* _WRITTEN INSTRUCTION 1_:
Decide whether each statement below agrees with the text about Bloomsday and Father's Day, answering yes or no and quoting the deciding words of the text exactly. (a) Bloomsday and Father's Day fall on the same date every year. (b) Grandpa O'Neill came to the house in Massapequa in the summer. (c) The family sat together on the patio in the early morning.

* _TEXT EXTRACT_:
Begin

Sunday, June 16, 2013

Bloomsday Meets Father's Day: Very Special Year for the Das

Bloomsday—June 16, the date on which the whole of James Joyce's Ulysses is set—and Father's Day intersect every decade or so, making it a special day of remembering and honoring those Irish dads out there, which would include my clan: Grandpa, Dad, and bro.

Grandpa O'Neill:
He would come to visit our house in Massapequa in the summer fairly often. We had a lovely backyard patio where we would sit together before dinner during the stillest part of the day, early evening. The sun had gone done a bit and it was cool but the breezes had stopped (memorialized by Hoagy Carmichael and Johnny Mercer as “In the Cool, Cool, Cool of the Evening"). He would inevitably look out on the grounds and say, “This is the best time to put down fertilizer.”

End

* _INPUT MATERIAL_:
Begin

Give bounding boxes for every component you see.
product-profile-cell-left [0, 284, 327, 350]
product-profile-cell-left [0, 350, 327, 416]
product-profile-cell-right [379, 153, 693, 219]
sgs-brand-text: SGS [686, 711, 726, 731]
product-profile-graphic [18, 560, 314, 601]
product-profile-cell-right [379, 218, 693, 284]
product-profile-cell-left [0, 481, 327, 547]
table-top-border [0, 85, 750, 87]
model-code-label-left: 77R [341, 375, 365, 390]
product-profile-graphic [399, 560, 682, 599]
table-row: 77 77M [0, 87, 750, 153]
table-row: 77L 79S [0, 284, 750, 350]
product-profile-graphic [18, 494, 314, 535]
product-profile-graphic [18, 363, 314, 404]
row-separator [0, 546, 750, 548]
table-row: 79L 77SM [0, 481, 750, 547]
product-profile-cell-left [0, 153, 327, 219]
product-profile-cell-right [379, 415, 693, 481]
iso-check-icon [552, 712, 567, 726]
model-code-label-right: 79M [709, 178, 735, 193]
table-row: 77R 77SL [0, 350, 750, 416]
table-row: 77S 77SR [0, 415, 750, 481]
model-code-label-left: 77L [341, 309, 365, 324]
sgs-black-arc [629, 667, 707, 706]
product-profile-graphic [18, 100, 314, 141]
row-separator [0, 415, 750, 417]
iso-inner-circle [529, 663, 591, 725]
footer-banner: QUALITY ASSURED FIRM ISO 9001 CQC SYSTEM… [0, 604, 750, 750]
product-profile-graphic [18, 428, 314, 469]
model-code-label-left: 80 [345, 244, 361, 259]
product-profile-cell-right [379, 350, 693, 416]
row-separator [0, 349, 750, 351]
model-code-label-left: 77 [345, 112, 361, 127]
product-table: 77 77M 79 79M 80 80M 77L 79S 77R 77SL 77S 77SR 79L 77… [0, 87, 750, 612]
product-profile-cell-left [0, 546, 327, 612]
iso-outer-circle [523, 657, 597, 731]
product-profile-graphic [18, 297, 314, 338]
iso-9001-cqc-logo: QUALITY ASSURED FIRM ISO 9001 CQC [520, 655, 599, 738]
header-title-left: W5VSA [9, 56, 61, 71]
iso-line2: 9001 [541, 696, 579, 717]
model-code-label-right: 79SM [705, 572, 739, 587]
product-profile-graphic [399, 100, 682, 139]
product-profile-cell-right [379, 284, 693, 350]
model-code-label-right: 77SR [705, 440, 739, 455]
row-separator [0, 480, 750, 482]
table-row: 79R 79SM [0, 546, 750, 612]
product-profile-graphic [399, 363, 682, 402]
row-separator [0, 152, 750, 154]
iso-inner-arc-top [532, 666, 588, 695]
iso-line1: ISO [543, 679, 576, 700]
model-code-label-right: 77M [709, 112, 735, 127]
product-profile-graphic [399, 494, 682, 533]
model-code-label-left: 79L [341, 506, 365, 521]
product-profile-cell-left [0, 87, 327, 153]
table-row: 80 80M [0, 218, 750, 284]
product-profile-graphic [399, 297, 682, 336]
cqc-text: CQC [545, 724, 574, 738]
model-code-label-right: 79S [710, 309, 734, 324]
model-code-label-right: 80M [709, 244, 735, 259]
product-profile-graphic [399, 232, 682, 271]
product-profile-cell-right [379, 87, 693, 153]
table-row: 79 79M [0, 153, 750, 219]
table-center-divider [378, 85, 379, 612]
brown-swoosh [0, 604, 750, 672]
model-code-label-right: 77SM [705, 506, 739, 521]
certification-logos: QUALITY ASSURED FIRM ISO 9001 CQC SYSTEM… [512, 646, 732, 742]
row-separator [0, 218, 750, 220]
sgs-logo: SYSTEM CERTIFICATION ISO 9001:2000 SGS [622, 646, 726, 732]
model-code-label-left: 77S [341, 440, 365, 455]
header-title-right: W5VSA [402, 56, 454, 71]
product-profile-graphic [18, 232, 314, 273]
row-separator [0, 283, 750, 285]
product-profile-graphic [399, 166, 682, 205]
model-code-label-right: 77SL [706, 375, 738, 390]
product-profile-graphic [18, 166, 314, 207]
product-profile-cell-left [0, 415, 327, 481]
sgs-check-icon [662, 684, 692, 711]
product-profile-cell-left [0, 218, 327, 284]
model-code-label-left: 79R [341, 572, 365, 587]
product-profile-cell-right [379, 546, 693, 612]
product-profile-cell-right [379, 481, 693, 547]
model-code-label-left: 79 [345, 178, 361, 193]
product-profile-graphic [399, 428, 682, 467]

End
Begin

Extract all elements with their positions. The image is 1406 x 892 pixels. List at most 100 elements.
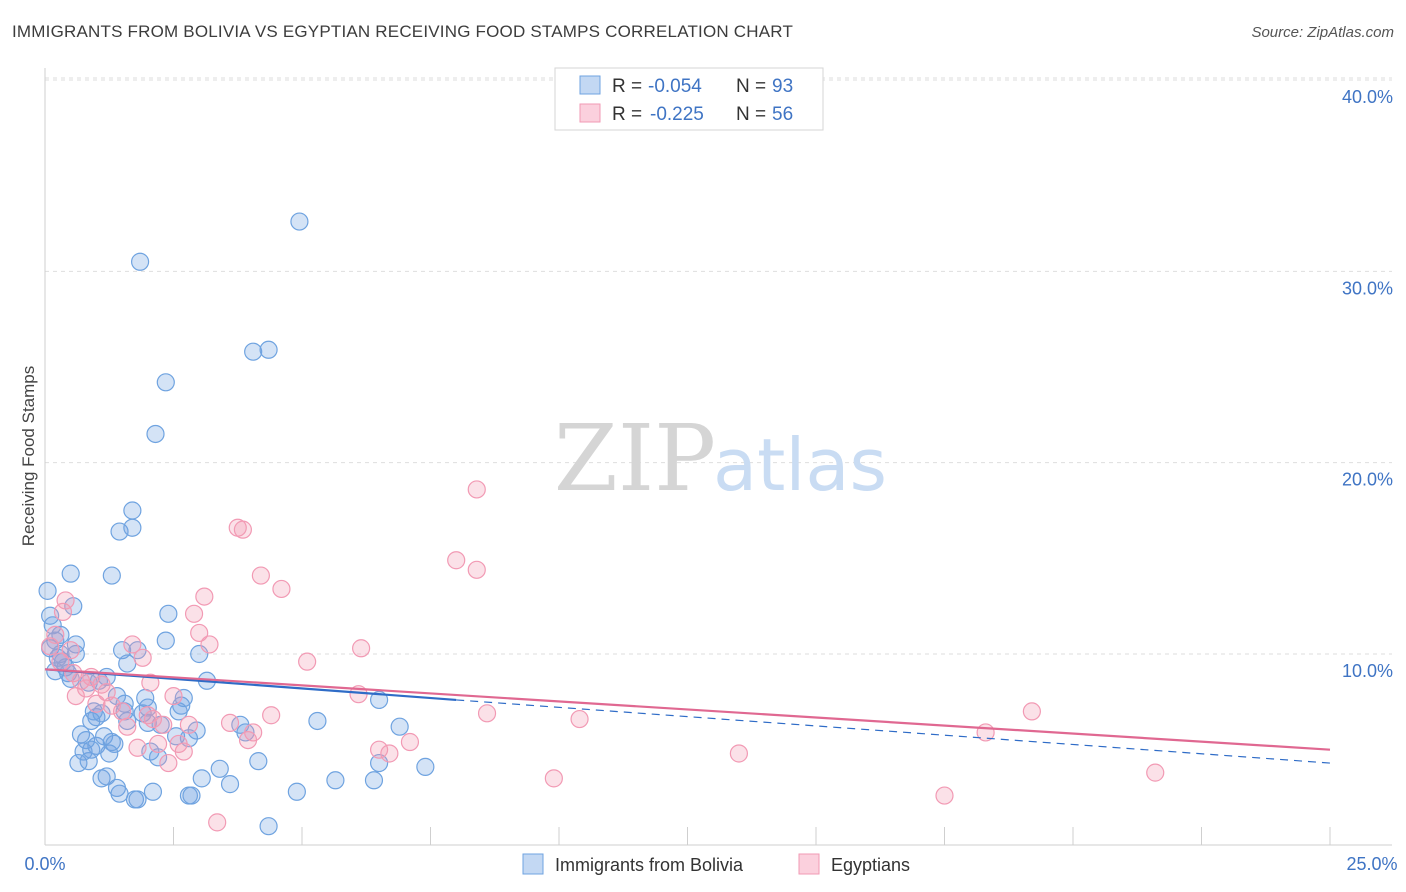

End
Begin

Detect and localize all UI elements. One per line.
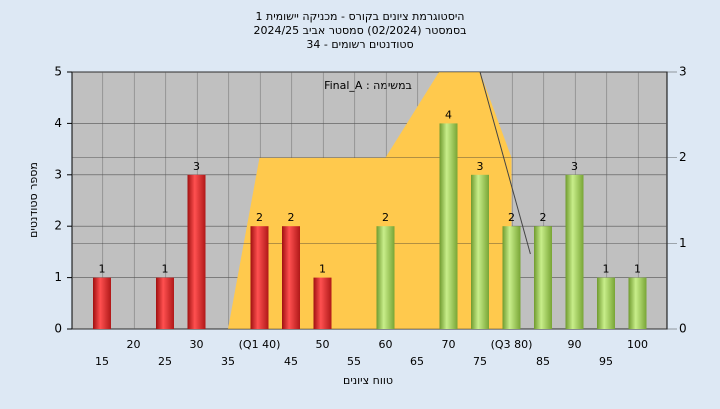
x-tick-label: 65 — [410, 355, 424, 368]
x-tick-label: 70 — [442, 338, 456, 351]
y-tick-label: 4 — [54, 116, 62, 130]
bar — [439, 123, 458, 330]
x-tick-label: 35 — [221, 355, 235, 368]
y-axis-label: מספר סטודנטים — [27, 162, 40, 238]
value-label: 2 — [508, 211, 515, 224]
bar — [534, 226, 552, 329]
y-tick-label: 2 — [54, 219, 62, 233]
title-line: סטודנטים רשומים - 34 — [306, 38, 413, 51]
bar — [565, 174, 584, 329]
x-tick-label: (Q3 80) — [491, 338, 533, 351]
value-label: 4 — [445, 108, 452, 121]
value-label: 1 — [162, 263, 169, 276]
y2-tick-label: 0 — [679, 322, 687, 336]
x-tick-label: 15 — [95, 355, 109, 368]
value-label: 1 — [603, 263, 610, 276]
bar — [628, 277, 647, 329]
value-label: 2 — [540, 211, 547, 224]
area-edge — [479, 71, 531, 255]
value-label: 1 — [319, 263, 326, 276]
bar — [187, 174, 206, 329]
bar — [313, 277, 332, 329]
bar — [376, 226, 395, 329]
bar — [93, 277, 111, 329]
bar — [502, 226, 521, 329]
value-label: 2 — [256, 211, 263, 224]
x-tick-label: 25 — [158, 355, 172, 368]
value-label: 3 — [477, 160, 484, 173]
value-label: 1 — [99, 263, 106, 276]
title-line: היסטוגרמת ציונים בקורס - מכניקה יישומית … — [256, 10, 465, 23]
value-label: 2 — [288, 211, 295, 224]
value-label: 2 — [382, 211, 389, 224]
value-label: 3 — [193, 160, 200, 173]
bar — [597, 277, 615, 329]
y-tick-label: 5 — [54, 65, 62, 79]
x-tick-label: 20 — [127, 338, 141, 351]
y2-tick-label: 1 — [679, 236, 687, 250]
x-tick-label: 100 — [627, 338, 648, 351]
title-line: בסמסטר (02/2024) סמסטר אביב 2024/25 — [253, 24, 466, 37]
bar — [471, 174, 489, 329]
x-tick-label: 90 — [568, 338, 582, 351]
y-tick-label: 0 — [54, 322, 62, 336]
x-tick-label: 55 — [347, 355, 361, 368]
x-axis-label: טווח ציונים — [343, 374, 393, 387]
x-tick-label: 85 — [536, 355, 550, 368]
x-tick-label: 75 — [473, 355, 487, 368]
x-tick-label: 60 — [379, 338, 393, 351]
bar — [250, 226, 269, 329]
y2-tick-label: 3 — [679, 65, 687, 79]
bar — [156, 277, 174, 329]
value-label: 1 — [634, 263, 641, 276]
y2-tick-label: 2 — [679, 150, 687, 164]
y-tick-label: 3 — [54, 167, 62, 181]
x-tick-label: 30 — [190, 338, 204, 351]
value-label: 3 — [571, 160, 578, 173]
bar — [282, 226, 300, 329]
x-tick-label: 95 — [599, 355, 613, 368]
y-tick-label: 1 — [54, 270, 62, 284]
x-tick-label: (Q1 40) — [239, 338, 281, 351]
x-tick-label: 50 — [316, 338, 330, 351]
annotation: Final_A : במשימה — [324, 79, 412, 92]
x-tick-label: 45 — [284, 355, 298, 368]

End

* _WRITTEN INSTRUCTION 2_:
Reproduce the records between the lines holding "Detect and localize" and "y-tick-label: 2 — [54, 219, 62, 233]", inclusive, omitting any picture from your answer.

* _COMPLETE ANSWER 1_:
(a) No: "intersect every decade or so"
(b) Yes: "He would come to visit our house in Massapequa in the summer fairly often."
(c) No: "before dinner during the stillest part of the day, early evening"

* _COMPLETE ANSWER 2_:
Detect and localize all UI elements. One per line.
x-tick-label: 65 — [410, 355, 424, 368]
x-tick-label: 70 — [442, 338, 456, 351]
y-tick-label: 4 — [54, 116, 62, 130]
bar — [439, 123, 458, 330]
x-tick-label: 35 — [221, 355, 235, 368]
y-axis-label: מספר סטודנטים — [27, 162, 40, 238]
value-label: 2 — [508, 211, 515, 224]
bar — [534, 226, 552, 329]
y-tick-label: 2 — [54, 219, 62, 233]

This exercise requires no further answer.